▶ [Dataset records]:
- - -

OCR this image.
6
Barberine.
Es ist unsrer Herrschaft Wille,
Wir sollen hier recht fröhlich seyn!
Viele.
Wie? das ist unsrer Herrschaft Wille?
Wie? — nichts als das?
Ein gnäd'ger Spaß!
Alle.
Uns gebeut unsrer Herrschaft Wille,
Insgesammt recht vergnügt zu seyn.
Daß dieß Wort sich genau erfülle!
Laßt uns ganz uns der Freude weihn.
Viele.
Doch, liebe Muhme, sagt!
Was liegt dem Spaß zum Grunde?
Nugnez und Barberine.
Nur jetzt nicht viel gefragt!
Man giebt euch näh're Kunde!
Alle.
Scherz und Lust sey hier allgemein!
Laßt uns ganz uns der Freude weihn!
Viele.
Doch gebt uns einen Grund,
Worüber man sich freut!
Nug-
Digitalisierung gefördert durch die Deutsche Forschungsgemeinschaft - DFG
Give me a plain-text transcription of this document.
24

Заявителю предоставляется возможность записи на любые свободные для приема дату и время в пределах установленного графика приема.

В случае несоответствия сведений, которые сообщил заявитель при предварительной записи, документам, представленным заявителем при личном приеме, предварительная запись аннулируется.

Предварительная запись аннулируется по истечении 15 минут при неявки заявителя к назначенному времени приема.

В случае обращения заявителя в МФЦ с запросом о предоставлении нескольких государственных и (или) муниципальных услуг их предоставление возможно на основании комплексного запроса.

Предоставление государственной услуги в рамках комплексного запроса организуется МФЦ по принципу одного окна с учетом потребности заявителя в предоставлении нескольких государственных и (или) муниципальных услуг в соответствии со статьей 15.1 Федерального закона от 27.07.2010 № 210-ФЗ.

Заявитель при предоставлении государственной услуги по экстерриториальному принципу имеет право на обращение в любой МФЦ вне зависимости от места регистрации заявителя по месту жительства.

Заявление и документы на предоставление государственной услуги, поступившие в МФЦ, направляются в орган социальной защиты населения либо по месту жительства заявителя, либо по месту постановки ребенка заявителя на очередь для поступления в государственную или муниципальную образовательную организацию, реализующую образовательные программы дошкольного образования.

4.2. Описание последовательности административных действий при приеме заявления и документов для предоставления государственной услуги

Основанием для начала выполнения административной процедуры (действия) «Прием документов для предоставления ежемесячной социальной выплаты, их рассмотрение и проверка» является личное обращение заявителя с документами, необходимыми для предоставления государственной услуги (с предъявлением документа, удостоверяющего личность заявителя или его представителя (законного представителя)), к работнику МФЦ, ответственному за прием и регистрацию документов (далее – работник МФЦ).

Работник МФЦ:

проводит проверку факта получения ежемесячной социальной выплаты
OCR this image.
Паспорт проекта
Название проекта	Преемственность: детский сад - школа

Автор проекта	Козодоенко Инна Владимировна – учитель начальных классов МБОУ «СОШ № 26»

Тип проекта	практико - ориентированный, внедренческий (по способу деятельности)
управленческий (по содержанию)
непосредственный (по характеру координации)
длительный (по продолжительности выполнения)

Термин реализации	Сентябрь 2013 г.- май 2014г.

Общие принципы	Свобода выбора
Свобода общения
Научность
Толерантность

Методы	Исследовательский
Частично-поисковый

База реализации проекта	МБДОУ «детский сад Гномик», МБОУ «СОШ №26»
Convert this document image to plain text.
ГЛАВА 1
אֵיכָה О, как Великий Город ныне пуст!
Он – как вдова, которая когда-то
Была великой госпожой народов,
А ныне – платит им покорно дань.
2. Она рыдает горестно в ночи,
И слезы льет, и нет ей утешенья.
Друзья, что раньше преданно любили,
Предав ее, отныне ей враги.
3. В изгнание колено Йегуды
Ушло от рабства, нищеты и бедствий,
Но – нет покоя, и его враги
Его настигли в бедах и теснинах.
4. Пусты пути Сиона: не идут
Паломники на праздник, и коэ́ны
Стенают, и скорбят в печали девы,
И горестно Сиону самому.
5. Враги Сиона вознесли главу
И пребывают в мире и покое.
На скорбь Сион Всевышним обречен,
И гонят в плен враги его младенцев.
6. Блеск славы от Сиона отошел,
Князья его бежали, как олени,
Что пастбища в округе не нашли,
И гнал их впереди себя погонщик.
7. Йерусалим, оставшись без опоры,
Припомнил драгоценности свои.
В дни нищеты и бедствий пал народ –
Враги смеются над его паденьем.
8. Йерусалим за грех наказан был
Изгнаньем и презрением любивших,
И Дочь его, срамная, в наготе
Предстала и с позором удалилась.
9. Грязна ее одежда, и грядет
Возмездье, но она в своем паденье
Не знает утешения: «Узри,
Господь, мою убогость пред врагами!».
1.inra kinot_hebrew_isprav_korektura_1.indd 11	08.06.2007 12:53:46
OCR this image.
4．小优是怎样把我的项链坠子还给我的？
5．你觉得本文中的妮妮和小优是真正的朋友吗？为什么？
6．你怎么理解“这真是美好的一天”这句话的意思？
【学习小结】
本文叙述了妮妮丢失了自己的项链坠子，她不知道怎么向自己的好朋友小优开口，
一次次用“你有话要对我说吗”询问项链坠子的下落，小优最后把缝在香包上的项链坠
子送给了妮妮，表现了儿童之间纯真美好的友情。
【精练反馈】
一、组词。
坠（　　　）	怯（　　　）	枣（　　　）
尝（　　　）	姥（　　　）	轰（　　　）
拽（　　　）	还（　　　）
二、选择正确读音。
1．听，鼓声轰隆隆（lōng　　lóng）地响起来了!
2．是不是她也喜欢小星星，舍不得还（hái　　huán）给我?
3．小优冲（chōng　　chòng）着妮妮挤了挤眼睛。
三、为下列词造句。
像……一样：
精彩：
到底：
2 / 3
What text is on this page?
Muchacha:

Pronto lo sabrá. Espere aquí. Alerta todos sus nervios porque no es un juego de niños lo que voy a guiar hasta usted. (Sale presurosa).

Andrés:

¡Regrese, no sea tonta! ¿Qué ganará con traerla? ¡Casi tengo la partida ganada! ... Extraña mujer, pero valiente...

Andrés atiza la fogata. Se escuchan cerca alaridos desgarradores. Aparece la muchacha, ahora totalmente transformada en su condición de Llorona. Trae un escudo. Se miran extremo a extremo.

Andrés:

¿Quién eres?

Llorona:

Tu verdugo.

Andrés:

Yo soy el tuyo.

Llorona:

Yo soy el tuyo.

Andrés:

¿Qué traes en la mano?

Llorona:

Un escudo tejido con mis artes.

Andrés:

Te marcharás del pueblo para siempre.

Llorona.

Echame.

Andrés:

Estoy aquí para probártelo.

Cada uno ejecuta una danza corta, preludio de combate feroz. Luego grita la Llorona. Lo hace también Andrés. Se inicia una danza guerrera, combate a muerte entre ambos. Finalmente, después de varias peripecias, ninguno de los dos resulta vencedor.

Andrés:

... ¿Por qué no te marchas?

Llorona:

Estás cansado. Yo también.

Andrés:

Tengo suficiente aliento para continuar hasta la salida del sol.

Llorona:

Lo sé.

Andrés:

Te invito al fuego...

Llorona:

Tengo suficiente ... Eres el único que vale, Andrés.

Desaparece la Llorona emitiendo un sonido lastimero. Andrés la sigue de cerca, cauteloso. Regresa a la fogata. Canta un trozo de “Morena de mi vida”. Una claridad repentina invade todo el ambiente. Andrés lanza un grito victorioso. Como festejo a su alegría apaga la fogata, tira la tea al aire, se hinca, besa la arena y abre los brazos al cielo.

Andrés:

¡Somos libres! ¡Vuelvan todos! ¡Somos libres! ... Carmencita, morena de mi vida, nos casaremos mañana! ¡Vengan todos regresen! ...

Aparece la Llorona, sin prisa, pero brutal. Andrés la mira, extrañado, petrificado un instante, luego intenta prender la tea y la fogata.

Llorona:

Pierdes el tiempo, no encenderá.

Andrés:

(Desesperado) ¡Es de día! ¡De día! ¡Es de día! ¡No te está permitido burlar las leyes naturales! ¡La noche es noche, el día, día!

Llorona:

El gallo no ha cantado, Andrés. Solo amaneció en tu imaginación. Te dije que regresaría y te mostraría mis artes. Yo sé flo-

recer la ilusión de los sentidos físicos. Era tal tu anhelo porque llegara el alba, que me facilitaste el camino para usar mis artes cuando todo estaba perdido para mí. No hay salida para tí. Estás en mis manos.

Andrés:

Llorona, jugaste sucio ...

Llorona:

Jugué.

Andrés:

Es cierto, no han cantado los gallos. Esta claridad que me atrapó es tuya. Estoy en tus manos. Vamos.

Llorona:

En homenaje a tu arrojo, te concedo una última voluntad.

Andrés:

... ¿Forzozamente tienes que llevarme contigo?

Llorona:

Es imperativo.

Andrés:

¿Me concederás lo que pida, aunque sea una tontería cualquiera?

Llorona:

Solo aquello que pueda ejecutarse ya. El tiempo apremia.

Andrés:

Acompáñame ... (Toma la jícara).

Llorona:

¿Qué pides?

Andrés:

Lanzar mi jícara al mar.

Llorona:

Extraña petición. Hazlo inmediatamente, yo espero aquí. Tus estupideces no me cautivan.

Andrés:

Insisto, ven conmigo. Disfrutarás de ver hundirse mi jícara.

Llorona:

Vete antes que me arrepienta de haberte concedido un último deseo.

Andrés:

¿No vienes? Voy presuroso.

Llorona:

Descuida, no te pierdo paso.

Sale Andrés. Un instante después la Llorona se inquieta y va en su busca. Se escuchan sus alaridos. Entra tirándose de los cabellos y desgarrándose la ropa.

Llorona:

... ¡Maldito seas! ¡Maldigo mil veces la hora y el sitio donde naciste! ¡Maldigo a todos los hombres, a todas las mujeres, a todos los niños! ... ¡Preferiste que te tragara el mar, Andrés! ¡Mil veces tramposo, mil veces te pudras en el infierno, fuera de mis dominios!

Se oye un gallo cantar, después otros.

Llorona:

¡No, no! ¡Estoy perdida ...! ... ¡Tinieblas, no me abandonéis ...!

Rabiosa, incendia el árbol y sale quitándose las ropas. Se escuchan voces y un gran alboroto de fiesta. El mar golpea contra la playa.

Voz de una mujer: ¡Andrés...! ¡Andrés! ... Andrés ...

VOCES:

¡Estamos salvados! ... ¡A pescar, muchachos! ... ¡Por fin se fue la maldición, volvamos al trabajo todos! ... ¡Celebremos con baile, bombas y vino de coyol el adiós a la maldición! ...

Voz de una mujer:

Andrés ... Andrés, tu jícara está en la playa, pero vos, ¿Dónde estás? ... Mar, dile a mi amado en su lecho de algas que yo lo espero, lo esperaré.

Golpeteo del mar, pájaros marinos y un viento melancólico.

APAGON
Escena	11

- - -

▶ [Task goal]: Say how many lines in the records contain the string "Сиона", and say nothing else.

▶ [Worked solution]: 3